## SET PROBLEM
Each line below should be reproduced without any alteration.

## DATA FOR THE TASK
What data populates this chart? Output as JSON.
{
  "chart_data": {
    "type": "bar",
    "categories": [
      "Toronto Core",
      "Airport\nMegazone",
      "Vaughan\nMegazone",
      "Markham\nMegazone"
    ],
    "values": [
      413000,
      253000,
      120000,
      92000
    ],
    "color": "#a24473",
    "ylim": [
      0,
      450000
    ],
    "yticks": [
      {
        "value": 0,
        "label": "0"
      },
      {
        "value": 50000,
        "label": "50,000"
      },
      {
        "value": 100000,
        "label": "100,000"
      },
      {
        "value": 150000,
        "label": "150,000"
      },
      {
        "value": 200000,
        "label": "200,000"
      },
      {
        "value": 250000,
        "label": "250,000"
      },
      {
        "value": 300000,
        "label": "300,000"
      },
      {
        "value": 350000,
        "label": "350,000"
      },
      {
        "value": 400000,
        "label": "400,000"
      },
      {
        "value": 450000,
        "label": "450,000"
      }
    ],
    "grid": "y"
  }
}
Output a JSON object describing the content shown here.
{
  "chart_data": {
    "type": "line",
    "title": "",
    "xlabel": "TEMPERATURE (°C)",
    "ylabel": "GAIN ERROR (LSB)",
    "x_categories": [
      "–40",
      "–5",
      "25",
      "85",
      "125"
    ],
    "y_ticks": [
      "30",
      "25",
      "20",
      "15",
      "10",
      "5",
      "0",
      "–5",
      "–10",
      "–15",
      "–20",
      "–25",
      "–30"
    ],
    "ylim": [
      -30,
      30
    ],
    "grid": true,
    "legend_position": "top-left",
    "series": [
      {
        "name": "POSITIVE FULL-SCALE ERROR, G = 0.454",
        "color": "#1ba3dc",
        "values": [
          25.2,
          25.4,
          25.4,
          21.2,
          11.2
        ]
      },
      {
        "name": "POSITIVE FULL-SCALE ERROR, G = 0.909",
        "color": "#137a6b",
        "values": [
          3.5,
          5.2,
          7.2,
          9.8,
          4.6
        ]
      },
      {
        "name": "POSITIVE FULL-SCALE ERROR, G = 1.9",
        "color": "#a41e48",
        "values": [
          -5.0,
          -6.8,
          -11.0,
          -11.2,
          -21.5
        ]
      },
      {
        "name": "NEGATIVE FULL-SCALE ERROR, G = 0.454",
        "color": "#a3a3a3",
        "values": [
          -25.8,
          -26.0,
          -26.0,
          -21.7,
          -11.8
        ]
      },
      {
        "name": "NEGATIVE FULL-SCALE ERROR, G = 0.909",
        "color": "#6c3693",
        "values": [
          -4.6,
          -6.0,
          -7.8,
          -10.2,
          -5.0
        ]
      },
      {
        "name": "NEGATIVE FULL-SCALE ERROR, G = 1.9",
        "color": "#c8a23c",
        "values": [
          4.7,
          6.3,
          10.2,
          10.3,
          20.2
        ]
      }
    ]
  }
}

## COMPLETED TASK
What data populates this chart? Output as JSON.
{
  "chart_data": {
    "type": "bar",
    "categories": [
      "Toronto Core",
      "Airport\nMegazone",
      "Vaughan\nMegazone",
      "Markham\nMegazone"
    ],
    "values": [
      413000,
      253000,
      120000,
      92000
    ],
    "color": "#a24473",
    "ylim": [
      0,
      450000
    ],
    "yticks": [
      {
        "value": 0,
        "label": "0"
      },
      {
        "value": 50000,
        "label": "50,000"
      },
      {
        "value": 100000,
        "label": "100,000"
      },
      {
        "value": 150000,
        "label": "150,000"
      },
      {
        "value": 200000,
        "label": "200,000"
      },
      {
        "value": 250000,
        "label": "250,000"
      },
      {
        "value": 300000,
        "label": "300,000"
      },
      {
        "value": 350000,
        "label": "350,000"
      },
      {
        "value": 400000,
        "label": "400,000"
      },
      {
        "value": 450000,
        "label": "450,000"
      }
    ],
    "grid": "y"
  }
}
Output a JSON object describing the content shown here.
{
  "chart_data": {
    "type": "line",
    "title": "",
    "xlabel": "TEMPERATURE (°C)",
    "ylabel": "GAIN ERROR (LSB)",
    "x_categories": [
      "–40",
      "–5",
      "25",
      "85",
      "125"
    ],
    "y_ticks": [
      "30",
      "25",
      "20",
      "15",
      "10",
      "5",
      "0",
      "–5",
      "–10",
      "–15",
      "–20",
      "–25",
      "–30"
    ],
    "ylim": [
      -30,
      30
    ],
    "grid": true,
    "legend_position": "top-left",
    "series": [
      {
        "name": "POSITIVE FULL-SCALE ERROR, G = 0.454",
        "color": "#1ba3dc",
        "values": [
          25.2,
          25.4,
          25.4,
          21.2,
          11.2
        ]
      },
      {
        "name": "POSITIVE FULL-SCALE ERROR, G = 0.909",
        "color": "#137a6b",
        "values": [
          3.5,
          5.2,
          7.2,
          9.8,
          4.6
        ]
      },
      {
        "name": "POSITIVE FULL-SCALE ERROR, G = 1.9",
        "color": "#a41e48",
        "values": [
          -5.0,
          -6.8,
          -11.0,
          -11.2,
          -21.5
        ]
      },
      {
        "name": "NEGATIVE FULL-SCALE ERROR, G = 0.454",
        "color": "#a3a3a3",
        "values": [
          -25.8,
          -26.0,
          -26.0,
          -21.7,
          -11.8
        ]
      },
      {
        "name": "NEGATIVE FULL-SCALE ERROR, G = 0.909",
        "color": "#6c3693",
        "values": [
          -4.6,
          -6.0,
          -7.8,
          -10.2,
          -5.0
        ]
      },
      {
        "name": "NEGATIVE FULL-SCALE ERROR, G = 1.9",
        "color": "#c8a23c",
        "values": [
          4.7,
          6.3,
          10.2,
          10.3,
          20.2
        ]
      }
    ]
  }
}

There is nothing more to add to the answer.